*What is needed*: The records follow. Filter them to the lines that hold "things".

######

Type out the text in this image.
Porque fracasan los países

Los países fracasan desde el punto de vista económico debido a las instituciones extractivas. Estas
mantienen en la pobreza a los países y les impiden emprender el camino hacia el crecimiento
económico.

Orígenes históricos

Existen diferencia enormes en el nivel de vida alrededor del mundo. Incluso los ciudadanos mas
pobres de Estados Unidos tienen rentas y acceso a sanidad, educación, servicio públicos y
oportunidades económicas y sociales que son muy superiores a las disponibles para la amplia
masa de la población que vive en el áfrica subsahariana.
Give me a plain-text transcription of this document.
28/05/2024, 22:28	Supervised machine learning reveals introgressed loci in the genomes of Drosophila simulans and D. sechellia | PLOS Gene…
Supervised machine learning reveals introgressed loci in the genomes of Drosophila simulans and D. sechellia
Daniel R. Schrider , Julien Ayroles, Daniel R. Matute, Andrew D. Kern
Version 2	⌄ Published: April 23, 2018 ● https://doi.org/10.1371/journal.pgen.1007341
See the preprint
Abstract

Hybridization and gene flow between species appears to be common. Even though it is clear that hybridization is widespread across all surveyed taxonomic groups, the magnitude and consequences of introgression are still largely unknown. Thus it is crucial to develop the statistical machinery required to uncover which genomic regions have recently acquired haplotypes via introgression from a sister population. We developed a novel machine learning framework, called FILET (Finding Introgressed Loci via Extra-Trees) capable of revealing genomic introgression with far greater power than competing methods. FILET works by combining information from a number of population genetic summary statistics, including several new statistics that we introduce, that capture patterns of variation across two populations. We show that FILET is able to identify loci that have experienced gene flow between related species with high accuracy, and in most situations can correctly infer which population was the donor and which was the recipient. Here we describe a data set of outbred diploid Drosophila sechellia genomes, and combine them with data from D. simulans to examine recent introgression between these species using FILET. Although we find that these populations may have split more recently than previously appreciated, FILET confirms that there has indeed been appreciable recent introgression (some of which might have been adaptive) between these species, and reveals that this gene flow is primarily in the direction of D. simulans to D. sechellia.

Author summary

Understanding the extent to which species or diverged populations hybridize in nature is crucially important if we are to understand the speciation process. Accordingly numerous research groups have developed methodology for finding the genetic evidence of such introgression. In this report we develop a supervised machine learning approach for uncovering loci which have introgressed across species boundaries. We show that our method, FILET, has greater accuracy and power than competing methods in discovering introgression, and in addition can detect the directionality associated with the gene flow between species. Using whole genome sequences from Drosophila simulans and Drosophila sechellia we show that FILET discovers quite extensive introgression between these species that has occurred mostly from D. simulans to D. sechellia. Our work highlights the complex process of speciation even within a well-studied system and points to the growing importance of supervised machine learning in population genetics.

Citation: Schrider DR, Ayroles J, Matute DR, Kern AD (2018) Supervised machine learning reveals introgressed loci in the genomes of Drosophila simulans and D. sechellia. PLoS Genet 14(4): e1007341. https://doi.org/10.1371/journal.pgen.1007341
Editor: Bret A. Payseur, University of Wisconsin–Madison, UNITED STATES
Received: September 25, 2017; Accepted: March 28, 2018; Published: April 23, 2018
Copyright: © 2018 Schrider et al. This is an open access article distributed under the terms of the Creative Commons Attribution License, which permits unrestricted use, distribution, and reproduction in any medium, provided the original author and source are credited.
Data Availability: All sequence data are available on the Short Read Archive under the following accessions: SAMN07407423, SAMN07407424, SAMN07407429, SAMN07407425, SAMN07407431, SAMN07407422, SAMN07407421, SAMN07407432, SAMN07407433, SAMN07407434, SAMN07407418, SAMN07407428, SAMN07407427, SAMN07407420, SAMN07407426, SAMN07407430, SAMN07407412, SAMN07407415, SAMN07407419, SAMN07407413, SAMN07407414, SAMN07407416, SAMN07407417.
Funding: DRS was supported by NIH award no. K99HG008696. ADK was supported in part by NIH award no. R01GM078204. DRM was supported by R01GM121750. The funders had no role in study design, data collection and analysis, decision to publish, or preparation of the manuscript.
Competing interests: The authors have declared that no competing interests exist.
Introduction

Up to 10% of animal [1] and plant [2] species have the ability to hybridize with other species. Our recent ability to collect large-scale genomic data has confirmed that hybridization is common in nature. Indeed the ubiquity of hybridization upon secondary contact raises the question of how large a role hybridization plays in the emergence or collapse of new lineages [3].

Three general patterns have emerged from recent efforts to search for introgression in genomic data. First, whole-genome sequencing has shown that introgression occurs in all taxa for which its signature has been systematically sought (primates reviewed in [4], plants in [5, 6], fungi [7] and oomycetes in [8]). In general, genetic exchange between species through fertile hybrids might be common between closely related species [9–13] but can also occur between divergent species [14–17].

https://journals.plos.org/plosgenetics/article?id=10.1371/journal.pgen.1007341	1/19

######

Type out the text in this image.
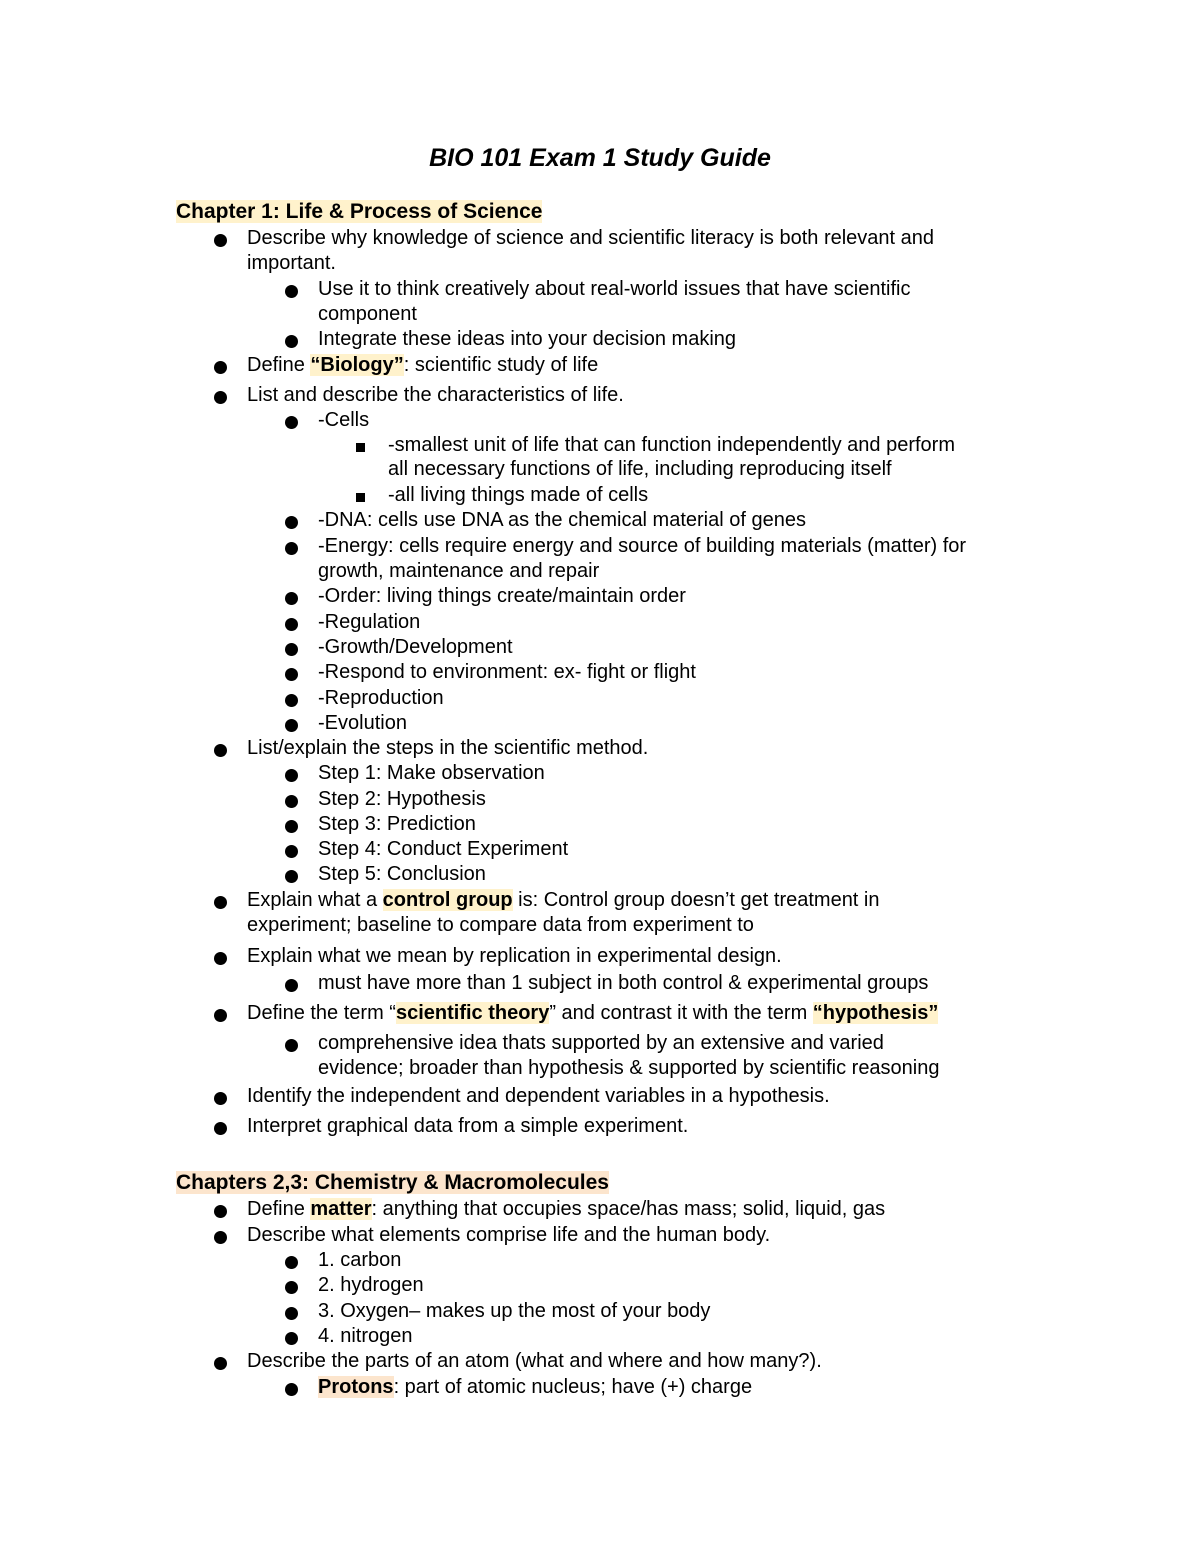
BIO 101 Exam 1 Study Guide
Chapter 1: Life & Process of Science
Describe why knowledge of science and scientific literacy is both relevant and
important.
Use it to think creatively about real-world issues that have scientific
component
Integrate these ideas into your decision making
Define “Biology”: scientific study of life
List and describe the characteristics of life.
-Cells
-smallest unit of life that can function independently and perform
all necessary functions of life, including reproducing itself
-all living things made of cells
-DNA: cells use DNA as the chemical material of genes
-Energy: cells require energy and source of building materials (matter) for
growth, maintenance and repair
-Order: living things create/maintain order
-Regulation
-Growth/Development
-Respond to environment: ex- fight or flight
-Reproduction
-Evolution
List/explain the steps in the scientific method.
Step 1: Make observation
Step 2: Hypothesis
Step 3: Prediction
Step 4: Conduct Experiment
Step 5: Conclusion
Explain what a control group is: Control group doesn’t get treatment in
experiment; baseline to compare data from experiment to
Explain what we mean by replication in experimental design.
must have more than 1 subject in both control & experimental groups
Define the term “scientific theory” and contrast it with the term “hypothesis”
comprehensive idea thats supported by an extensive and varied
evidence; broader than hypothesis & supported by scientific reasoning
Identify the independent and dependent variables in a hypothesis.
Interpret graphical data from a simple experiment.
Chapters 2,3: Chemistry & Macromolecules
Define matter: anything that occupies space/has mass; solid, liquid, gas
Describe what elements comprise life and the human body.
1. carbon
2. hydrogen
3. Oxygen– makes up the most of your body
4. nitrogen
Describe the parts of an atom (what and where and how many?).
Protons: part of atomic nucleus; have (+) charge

######

*Reply to the exercise*:
-all living things made of cells
-Order: living things create/maintain order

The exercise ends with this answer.